> _Task description_
Look for the word "lámina" in the entries below, then copy every line that has it.

> _Dataset rows_
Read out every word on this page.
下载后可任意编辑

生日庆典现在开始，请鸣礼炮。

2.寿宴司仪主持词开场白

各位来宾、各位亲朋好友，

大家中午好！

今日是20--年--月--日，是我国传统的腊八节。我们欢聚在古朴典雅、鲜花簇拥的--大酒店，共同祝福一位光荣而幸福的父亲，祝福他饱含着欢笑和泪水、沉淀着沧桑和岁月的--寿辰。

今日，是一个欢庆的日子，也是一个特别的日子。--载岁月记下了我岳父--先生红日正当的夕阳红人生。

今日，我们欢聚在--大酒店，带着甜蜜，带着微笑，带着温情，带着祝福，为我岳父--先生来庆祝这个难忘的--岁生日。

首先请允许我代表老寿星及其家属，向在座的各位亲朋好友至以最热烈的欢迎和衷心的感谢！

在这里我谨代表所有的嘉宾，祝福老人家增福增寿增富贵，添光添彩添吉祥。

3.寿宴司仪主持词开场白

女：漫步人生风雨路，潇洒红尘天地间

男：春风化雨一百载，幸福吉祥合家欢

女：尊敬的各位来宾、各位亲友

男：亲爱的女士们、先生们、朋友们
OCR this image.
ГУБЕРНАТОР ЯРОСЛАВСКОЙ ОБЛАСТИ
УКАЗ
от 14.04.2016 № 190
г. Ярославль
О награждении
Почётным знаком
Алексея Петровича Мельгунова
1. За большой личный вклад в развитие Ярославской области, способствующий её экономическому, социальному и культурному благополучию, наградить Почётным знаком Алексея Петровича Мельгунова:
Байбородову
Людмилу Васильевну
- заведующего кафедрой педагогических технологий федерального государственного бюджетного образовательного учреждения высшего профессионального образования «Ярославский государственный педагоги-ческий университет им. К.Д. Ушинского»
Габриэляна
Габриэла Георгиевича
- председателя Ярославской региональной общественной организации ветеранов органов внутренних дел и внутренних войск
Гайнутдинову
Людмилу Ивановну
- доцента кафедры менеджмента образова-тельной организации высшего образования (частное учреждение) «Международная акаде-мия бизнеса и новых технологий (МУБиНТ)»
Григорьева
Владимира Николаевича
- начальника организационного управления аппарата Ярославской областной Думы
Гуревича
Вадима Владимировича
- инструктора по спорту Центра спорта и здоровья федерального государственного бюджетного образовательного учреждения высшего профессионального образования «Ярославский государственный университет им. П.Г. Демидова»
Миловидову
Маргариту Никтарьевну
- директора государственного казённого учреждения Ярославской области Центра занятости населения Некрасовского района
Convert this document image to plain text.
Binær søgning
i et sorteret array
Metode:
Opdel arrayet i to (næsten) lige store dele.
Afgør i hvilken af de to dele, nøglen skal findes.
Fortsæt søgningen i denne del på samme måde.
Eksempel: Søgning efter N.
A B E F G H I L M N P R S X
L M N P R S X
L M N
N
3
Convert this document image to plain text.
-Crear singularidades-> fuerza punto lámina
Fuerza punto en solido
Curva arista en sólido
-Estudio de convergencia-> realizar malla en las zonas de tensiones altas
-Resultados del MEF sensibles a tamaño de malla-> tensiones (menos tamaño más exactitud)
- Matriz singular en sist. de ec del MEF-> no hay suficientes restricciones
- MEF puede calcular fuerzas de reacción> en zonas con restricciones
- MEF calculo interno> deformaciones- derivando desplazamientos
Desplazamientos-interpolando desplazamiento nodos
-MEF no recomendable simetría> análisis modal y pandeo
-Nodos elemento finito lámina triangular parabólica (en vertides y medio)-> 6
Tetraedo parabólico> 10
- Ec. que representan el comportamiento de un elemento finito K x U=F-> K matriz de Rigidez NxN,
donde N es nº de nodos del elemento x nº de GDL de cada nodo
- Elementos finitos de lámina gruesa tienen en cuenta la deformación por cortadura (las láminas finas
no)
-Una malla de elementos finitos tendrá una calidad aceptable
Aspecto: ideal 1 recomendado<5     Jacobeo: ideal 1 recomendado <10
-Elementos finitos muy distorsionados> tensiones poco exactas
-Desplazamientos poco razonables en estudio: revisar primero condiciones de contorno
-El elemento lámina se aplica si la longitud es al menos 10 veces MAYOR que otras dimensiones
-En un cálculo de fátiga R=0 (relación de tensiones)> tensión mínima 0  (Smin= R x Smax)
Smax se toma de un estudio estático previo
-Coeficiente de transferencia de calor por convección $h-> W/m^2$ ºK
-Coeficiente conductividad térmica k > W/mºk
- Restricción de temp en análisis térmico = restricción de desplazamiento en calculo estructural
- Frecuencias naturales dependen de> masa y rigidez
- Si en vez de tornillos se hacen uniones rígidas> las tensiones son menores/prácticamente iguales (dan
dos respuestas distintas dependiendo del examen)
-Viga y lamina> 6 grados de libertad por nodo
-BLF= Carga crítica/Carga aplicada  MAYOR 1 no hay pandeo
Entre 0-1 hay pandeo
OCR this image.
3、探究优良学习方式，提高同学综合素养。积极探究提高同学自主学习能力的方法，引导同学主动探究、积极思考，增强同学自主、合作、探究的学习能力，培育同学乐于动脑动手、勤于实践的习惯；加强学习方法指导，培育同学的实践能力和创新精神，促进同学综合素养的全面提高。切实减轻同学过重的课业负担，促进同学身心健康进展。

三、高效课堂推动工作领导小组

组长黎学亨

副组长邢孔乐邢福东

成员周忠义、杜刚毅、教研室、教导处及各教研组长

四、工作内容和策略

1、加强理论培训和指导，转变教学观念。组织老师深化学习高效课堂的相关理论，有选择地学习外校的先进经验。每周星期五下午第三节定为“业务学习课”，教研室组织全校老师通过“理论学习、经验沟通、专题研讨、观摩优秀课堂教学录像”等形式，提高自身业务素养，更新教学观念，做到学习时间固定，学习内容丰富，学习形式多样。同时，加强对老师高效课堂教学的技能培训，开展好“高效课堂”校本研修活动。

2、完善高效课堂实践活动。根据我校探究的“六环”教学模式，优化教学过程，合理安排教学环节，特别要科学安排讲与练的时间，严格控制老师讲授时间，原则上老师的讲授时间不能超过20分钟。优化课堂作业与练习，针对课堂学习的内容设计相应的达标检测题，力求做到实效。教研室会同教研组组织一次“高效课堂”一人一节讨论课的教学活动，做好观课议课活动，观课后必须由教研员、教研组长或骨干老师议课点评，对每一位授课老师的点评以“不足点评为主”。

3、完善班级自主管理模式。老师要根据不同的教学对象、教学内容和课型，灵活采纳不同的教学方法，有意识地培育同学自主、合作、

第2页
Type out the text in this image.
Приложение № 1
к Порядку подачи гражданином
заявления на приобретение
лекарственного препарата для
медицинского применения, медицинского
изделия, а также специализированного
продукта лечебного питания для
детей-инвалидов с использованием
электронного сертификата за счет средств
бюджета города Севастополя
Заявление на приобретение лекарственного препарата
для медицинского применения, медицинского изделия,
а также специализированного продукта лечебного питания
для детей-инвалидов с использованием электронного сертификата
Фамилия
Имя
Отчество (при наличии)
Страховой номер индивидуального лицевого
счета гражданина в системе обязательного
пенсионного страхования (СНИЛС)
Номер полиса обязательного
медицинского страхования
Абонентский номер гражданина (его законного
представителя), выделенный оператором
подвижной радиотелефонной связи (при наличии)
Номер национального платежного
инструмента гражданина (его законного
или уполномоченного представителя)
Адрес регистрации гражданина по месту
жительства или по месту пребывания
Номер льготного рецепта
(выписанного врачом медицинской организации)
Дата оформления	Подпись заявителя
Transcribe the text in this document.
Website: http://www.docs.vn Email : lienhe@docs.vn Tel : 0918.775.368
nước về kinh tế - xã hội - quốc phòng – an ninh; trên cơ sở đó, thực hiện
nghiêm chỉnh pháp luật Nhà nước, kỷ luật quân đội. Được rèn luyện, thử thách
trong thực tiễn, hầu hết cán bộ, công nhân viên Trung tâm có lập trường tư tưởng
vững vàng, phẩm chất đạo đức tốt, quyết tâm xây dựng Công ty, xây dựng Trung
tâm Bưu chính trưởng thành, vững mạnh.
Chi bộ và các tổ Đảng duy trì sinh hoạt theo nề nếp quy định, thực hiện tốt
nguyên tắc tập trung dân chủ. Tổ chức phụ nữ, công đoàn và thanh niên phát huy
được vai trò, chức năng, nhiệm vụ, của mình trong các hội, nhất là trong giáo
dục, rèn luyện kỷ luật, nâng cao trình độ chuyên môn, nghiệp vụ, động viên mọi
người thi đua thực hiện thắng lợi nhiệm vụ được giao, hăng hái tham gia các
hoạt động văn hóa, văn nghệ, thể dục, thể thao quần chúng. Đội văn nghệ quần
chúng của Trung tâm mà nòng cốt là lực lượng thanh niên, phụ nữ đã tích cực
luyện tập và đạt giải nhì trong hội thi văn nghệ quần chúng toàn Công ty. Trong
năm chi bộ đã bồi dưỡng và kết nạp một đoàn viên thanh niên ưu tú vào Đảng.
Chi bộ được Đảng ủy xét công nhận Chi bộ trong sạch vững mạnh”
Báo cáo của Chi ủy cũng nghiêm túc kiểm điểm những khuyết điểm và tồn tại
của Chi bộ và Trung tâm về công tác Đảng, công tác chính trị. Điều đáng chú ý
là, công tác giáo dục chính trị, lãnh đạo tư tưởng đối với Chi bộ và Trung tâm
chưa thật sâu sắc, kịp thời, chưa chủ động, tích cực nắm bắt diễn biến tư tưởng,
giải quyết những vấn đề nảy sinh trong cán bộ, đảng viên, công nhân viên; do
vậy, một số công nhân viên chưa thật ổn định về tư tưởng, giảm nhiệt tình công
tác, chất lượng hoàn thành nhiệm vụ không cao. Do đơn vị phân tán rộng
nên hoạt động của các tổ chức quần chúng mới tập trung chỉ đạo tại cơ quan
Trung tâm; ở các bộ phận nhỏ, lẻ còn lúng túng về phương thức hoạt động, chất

> _Output below_
-Crear singularidades-> fuerza punto lámina
-Nodos elemento finito lámina triangular parabólica (en vertides y medio)-> 6
- Elementos finitos de lámina gruesa tienen en cuenta la deformación por cortadura (las láminas finas
-El elemento lámina se aplica si la longitud es al menos 10 veces MAYOR que otras dimensiones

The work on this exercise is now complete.